- _Information supplied_
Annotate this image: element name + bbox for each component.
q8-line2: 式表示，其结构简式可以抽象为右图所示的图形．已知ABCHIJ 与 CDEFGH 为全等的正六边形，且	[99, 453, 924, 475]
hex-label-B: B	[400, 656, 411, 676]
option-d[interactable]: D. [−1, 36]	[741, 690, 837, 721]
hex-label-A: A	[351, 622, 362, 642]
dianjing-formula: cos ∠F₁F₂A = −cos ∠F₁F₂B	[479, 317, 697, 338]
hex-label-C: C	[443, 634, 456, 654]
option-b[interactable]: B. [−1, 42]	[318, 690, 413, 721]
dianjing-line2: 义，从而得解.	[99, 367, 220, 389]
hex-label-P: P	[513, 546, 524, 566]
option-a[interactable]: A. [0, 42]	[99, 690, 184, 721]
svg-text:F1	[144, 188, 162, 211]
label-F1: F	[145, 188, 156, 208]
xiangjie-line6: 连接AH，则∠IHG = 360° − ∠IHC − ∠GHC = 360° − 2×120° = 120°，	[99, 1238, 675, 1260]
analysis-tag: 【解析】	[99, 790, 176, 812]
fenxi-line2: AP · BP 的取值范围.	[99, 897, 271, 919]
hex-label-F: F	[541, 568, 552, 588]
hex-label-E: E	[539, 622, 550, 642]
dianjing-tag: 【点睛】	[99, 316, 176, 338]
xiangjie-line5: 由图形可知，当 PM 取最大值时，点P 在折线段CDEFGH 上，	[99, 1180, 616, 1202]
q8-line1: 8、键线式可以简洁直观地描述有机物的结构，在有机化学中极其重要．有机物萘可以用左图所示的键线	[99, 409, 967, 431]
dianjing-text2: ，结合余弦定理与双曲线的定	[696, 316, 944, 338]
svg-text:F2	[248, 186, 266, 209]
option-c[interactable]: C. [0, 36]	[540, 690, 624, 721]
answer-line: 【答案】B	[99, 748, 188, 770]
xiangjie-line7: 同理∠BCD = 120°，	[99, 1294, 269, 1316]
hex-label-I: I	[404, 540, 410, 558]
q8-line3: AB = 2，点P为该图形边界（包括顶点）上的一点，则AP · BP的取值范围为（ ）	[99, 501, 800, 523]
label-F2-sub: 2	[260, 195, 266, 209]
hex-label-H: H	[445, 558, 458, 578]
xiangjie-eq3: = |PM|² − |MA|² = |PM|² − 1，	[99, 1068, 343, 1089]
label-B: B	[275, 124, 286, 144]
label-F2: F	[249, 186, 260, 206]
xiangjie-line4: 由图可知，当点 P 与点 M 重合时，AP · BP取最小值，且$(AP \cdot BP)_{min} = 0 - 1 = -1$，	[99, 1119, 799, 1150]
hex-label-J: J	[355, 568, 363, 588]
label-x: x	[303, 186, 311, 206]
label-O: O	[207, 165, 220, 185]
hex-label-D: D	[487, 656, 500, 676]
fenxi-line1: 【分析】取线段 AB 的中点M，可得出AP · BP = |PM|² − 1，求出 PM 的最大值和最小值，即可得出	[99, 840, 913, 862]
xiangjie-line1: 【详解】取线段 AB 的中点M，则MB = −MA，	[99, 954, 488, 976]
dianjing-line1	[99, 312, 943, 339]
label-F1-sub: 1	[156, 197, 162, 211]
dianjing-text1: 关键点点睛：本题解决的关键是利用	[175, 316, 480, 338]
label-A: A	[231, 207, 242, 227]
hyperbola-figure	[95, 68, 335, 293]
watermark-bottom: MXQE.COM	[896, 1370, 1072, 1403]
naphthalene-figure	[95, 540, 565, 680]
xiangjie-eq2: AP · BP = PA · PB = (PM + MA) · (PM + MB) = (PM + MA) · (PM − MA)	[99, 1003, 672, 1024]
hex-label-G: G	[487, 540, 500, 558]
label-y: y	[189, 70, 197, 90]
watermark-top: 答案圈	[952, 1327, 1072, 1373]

- _Directions_
Reproduce the data word for word, from its first line through the line containing "188, 162, 211]", with both of those lines included.

- _Reply to the exercise_
Annotate this image: element name + bbox for each component.
q8-line2: 式表示，其结构简式可以抽象为右图所示的图形．已知ABCHIJ 与 CDEFGH 为全等的正六边形，且	[99, 453, 924, 475]
hex-label-B: B	[400, 656, 411, 676]
option-d[interactable]: D. [−1, 36]	[741, 690, 837, 721]
hex-label-A: A	[351, 622, 362, 642]
dianjing-formula: cos ∠F₁F₂A = −cos ∠F₁F₂B	[479, 317, 697, 338]
hex-label-C: C	[443, 634, 456, 654]
option-b[interactable]: B. [−1, 42]	[318, 690, 413, 721]
dianjing-line2: 义，从而得解.	[99, 367, 220, 389]
hex-label-P: P	[513, 546, 524, 566]
option-a[interactable]: A. [0, 42]	[99, 690, 184, 721]
svg-text:F1	[144, 188, 162, 211]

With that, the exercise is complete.